- _Supplied data_

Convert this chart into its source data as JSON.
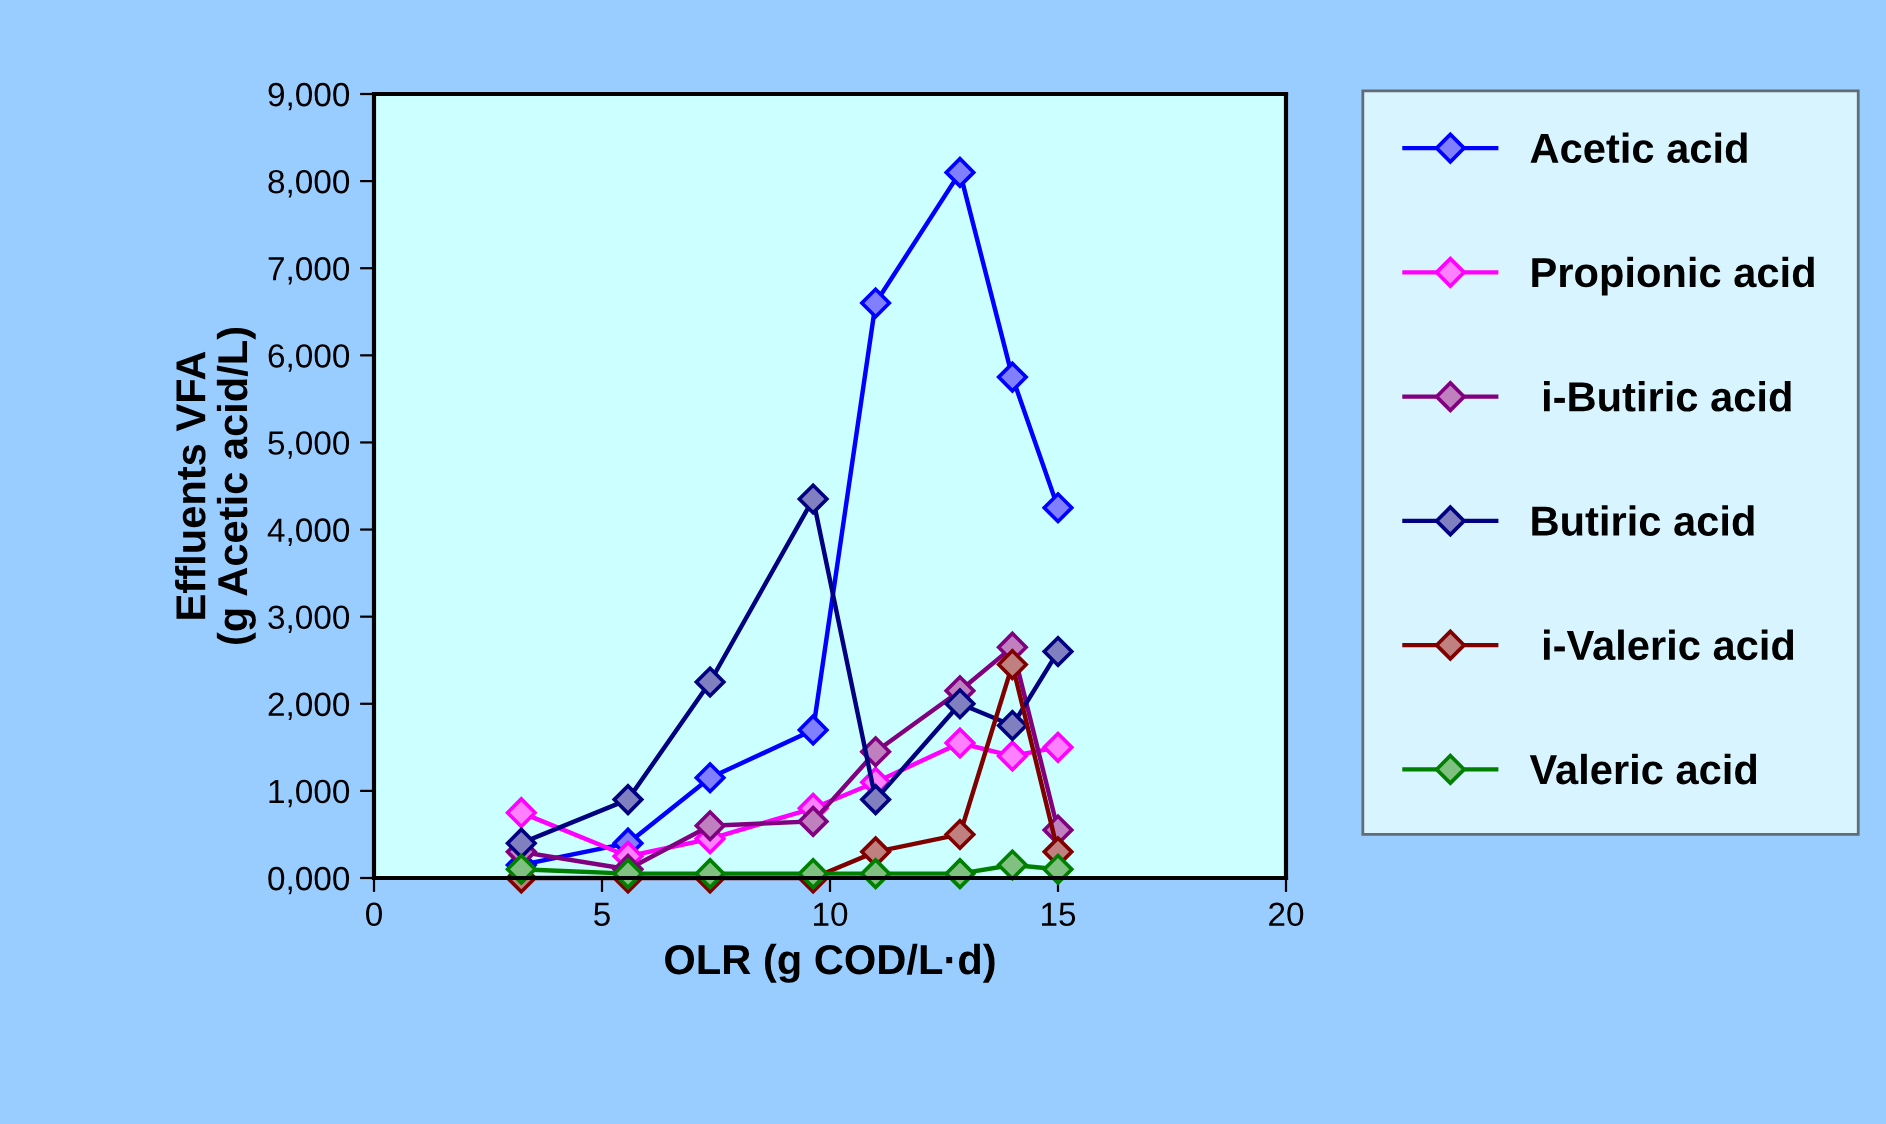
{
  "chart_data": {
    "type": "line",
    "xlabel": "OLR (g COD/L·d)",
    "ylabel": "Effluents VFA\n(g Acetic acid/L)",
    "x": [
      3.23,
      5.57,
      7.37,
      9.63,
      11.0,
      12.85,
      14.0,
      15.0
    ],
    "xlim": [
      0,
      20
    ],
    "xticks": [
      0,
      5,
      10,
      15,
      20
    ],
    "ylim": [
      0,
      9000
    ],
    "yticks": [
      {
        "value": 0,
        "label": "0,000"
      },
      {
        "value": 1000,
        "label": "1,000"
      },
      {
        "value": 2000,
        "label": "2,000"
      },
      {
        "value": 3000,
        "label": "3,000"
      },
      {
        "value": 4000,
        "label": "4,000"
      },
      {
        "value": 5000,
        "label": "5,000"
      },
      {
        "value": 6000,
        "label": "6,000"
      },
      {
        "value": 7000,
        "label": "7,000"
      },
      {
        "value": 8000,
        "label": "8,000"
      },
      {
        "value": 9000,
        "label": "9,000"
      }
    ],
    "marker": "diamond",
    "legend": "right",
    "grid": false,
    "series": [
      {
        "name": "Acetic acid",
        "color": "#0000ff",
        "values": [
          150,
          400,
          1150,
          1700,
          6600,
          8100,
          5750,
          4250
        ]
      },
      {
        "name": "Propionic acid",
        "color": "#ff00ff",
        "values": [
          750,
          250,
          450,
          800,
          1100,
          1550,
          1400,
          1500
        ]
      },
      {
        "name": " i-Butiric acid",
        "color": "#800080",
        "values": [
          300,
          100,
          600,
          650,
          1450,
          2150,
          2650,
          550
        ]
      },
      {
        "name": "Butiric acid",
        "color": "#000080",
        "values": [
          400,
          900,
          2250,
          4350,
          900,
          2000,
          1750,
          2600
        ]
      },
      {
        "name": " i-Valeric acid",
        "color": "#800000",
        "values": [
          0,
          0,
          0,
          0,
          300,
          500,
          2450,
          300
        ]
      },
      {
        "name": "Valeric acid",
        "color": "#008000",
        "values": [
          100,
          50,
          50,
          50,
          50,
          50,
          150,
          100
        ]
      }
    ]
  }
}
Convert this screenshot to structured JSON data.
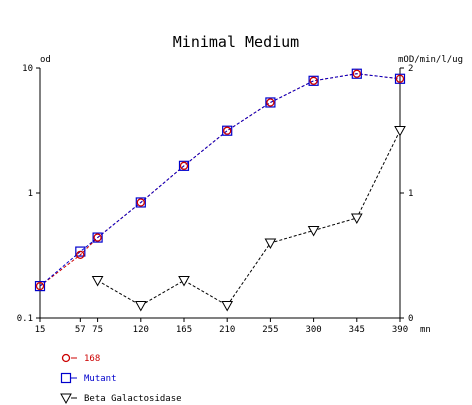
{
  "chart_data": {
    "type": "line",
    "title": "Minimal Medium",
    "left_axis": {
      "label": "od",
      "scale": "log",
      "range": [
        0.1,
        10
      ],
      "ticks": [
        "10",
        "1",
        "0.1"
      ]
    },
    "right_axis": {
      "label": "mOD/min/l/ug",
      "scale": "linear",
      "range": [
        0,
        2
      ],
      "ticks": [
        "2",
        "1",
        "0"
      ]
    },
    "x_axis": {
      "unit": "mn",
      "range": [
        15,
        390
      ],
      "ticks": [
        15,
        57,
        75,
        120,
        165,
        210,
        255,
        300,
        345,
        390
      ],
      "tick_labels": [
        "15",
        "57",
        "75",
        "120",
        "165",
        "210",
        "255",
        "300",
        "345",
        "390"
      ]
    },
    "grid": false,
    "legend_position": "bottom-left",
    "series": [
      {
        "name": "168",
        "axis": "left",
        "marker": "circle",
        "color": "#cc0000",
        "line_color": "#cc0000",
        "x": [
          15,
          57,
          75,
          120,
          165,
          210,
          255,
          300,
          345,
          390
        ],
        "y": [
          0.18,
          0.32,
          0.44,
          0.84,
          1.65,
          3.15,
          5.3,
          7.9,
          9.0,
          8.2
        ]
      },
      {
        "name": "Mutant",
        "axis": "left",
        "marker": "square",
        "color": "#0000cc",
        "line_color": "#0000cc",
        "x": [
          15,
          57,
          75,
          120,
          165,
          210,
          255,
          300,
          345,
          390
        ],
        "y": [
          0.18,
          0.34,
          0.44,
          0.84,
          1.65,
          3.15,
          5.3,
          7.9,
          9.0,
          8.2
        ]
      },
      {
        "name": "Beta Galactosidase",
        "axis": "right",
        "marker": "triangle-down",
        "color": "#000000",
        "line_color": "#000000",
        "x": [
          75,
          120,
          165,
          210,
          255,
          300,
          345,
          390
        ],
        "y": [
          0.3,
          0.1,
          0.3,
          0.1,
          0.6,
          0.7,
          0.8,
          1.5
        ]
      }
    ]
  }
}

--

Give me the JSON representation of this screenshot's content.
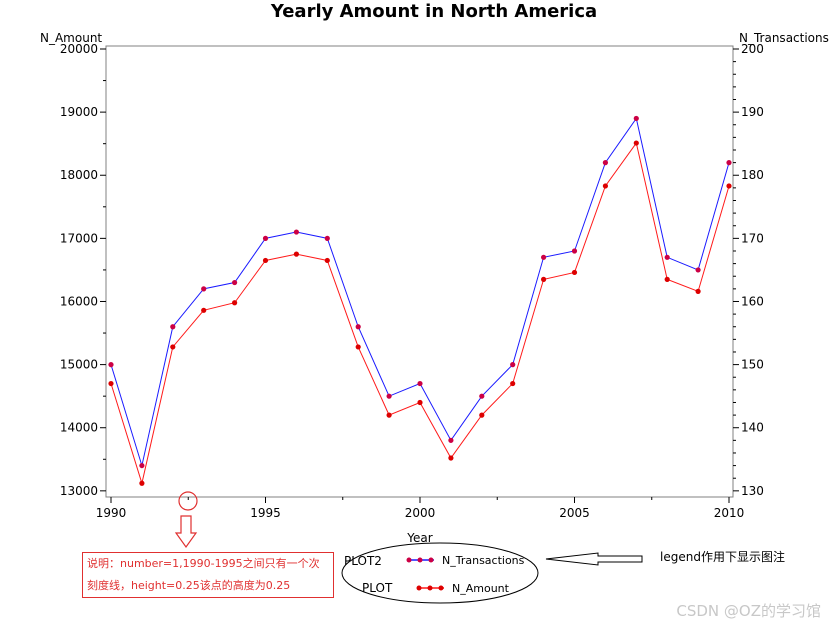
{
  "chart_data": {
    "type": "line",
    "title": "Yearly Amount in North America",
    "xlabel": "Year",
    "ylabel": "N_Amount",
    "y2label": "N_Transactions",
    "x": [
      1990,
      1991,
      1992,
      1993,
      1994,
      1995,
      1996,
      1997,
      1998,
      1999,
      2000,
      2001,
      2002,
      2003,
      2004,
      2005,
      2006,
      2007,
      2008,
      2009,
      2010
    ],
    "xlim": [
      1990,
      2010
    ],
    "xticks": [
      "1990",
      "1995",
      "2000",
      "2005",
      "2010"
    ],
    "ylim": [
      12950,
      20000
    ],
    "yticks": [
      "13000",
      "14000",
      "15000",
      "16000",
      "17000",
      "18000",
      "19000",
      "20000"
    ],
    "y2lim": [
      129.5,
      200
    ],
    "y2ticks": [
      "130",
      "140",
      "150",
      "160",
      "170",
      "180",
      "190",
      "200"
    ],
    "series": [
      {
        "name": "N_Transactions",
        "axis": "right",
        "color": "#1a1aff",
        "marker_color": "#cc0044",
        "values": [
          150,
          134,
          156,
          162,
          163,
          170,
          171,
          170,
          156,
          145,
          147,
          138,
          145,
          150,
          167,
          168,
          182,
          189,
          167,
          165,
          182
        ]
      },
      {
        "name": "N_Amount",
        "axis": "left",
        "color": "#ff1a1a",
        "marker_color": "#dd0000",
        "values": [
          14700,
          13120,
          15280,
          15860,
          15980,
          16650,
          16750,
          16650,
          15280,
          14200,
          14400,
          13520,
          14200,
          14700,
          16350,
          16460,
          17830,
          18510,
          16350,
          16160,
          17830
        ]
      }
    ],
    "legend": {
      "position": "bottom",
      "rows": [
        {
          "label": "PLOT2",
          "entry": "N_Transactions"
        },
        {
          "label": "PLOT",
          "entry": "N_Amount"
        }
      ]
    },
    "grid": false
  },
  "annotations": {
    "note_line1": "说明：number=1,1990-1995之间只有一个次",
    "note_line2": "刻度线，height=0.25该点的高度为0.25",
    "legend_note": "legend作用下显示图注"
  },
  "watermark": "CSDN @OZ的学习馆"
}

==

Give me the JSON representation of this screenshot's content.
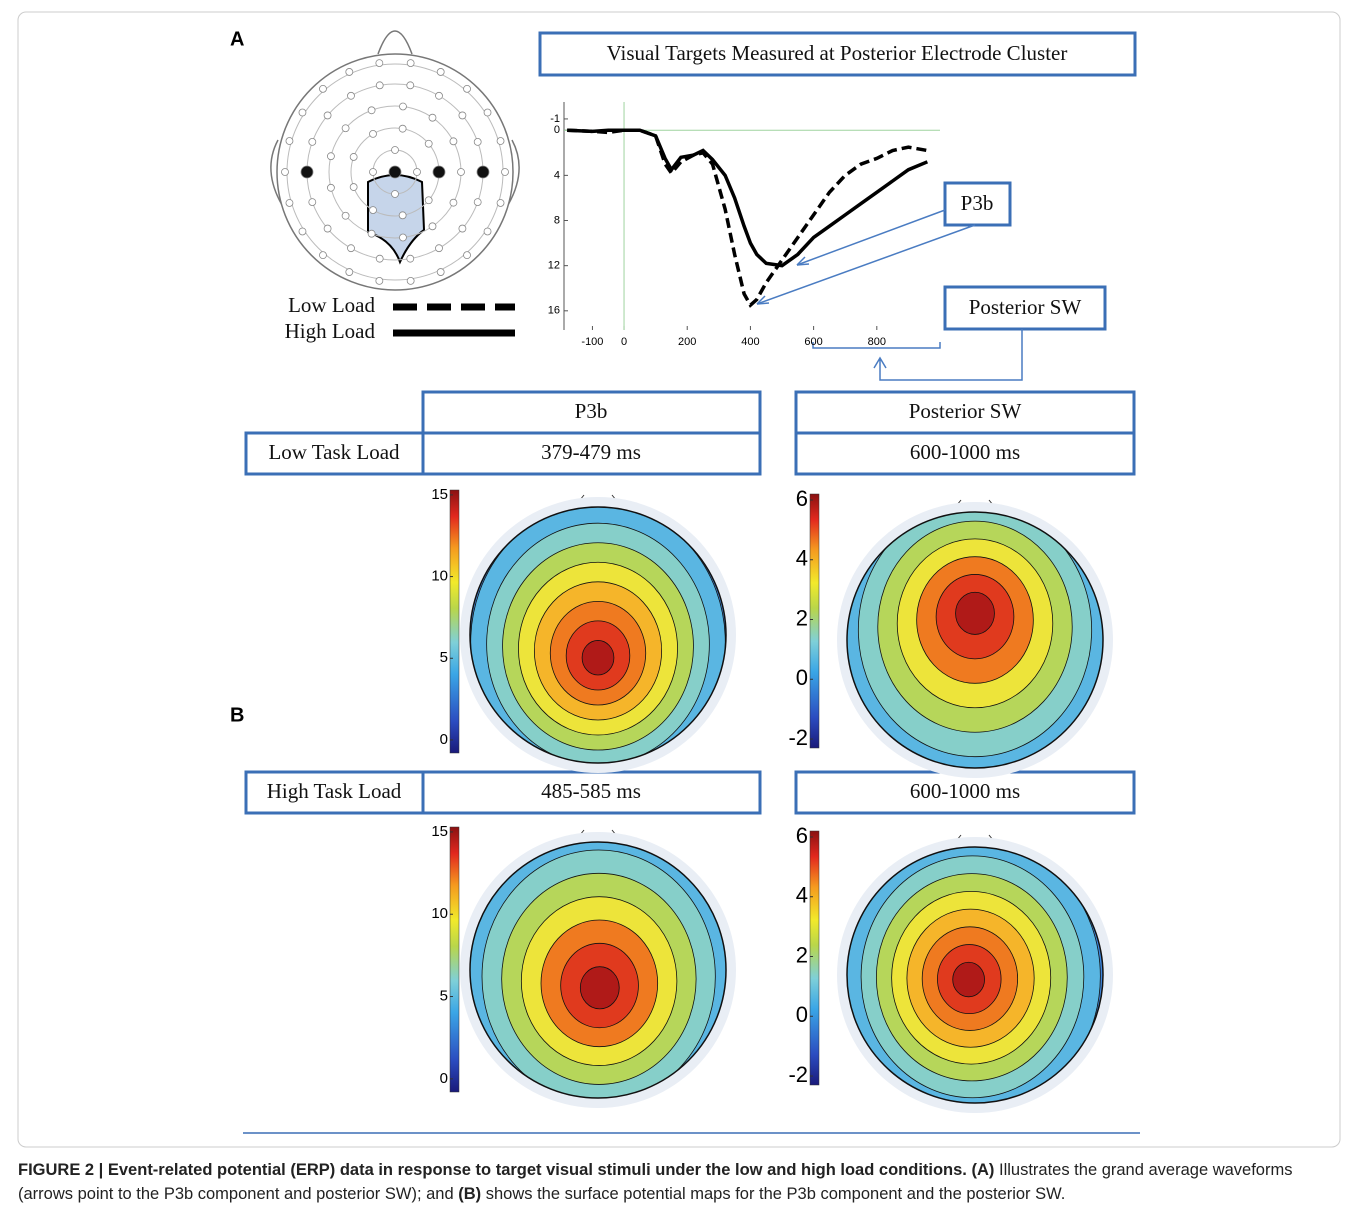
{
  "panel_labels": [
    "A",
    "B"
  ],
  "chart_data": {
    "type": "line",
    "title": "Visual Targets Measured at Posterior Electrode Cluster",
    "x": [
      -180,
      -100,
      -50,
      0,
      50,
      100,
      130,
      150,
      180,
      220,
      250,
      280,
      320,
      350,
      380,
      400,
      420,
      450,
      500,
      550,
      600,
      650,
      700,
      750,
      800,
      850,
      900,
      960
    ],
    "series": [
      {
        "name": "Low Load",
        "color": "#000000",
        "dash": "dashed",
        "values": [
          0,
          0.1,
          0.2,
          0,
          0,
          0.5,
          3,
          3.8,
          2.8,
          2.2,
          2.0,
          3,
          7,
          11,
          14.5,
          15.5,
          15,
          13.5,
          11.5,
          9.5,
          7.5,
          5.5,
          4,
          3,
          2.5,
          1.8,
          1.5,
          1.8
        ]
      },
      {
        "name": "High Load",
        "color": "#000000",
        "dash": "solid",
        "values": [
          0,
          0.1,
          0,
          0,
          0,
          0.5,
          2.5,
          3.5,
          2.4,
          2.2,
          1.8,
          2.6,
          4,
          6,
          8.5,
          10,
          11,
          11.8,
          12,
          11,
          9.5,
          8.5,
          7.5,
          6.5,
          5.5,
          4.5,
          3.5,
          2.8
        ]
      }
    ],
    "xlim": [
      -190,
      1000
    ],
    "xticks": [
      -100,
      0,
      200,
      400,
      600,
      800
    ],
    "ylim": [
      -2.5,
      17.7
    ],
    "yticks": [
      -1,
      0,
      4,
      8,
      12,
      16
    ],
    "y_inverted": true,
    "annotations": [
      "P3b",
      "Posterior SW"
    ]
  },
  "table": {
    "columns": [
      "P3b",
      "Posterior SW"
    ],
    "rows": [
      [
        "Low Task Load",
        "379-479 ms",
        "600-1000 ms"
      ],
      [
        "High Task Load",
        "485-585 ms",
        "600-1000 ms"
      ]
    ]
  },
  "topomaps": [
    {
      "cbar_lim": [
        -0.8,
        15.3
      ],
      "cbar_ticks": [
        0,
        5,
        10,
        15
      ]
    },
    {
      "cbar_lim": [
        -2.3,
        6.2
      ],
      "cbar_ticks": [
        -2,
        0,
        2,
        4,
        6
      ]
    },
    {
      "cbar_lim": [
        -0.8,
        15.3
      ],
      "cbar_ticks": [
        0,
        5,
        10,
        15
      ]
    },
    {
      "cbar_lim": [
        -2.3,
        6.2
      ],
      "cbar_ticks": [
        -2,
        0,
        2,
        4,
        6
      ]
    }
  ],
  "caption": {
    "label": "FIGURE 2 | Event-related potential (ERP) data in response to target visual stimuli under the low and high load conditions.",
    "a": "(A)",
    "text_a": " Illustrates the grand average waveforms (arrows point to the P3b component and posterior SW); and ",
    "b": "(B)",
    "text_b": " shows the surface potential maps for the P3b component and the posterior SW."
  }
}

- _Given task_
Your task is to report how many lines of the material include the string "potential". Give the number and no other words.

- _Full solution_
2